● **Work to do**
The data below needs to be returned exactly, line for line.

(Dataset records)
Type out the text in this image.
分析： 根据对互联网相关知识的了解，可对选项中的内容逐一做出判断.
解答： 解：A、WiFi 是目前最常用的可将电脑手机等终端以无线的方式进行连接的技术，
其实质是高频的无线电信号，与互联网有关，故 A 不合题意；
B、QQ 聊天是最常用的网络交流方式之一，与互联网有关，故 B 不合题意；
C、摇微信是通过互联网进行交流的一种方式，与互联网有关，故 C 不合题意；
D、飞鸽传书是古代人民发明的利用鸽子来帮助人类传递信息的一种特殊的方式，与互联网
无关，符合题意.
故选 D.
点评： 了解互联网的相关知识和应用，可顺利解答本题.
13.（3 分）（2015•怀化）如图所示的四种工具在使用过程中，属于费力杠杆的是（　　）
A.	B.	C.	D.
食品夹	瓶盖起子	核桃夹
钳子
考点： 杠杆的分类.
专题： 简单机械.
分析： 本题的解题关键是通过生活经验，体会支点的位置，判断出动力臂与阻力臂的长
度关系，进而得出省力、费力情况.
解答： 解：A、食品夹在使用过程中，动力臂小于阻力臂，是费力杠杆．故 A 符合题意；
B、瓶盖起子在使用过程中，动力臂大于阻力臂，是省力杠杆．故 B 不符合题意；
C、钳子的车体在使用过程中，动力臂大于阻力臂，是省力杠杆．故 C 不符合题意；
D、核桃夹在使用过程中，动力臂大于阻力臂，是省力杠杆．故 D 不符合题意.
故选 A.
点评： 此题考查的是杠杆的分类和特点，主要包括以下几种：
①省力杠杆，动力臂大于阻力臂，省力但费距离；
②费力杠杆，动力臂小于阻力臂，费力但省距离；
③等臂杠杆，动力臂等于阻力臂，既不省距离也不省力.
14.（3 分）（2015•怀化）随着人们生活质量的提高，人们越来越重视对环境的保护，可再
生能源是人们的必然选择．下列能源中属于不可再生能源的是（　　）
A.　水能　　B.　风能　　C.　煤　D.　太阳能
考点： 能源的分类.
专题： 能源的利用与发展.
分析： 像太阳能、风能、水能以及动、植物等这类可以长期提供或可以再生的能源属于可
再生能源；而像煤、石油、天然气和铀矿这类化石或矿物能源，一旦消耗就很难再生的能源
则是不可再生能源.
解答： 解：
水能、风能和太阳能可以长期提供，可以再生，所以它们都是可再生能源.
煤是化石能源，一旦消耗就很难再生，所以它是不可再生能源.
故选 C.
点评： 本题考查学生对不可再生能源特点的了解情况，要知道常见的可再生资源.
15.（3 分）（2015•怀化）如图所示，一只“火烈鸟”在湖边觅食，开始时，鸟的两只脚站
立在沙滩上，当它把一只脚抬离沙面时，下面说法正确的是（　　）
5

● **Final answer**
Type out the text in this image.
分析： 根据对互联网相关知识的了解，可对选项中的内容逐一做出判断.
解答： 解：A、WiFi 是目前最常用的可将电脑手机等终端以无线的方式进行连接的技术，
其实质是高频的无线电信号，与互联网有关，故 A 不合题意；
B、QQ 聊天是最常用的网络交流方式之一，与互联网有关，故 B 不合题意；
C、摇微信是通过互联网进行交流的一种方式，与互联网有关，故 C 不合题意；
D、飞鸽传书是古代人民发明的利用鸽子来帮助人类传递信息的一种特殊的方式，与互联网
无关，符合题意.
故选 D.
点评： 了解互联网的相关知识和应用，可顺利解答本题.
13.（3 分）（2015•怀化）如图所示的四种工具在使用过程中，属于费力杠杆的是（　　）
A.	B.	C.	D.
食品夹	瓶盖起子	核桃夹
钳子
考点： 杠杆的分类.
专题： 简单机械.
分析： 本题的解题关键是通过生活经验，体会支点的位置，判断出动力臂与阻力臂的长
度关系，进而得出省力、费力情况.
解答： 解：A、食品夹在使用过程中，动力臂小于阻力臂，是费力杠杆．故 A 符合题意；
B、瓶盖起子在使用过程中，动力臂大于阻力臂，是省力杠杆．故 B 不符合题意；
C、钳子的车体在使用过程中，动力臂大于阻力臂，是省力杠杆．故 C 不符合题意；
D、核桃夹在使用过程中，动力臂大于阻力臂，是省力杠杆．故 D 不符合题意.
故选 A.
点评： 此题考查的是杠杆的分类和特点，主要包括以下几种：
①省力杠杆，动力臂大于阻力臂，省力但费距离；
②费力杠杆，动力臂小于阻力臂，费力但省距离；
③等臂杠杆，动力臂等于阻力臂，既不省距离也不省力.
14.（3 分）（2015•怀化）随着人们生活质量的提高，人们越来越重视对环境的保护，可再
生能源是人们的必然选择．下列能源中属于不可再生能源的是（　　）
A.　水能　　B.　风能　　C.　煤　D.　太阳能
考点： 能源的分类.
专题： 能源的利用与发展.
分析： 像太阳能、风能、水能以及动、植物等这类可以长期提供或可以再生的能源属于可
再生能源；而像煤、石油、天然气和铀矿这类化石或矿物能源，一旦消耗就很难再生的能源
则是不可再生能源.
解答： 解：
水能、风能和太阳能可以长期提供，可以再生，所以它们都是可再生能源.
煤是化石能源，一旦消耗就很难再生，所以它是不可再生能源.
故选 C.
点评： 本题考查学生对不可再生能源特点的了解情况，要知道常见的可再生资源.
15.（3 分）（2015•怀化）如图所示，一只“火烈鸟”在湖边觅食，开始时，鸟的两只脚站
立在沙滩上，当它把一只脚抬离沙面时，下面说法正确的是（　　）
5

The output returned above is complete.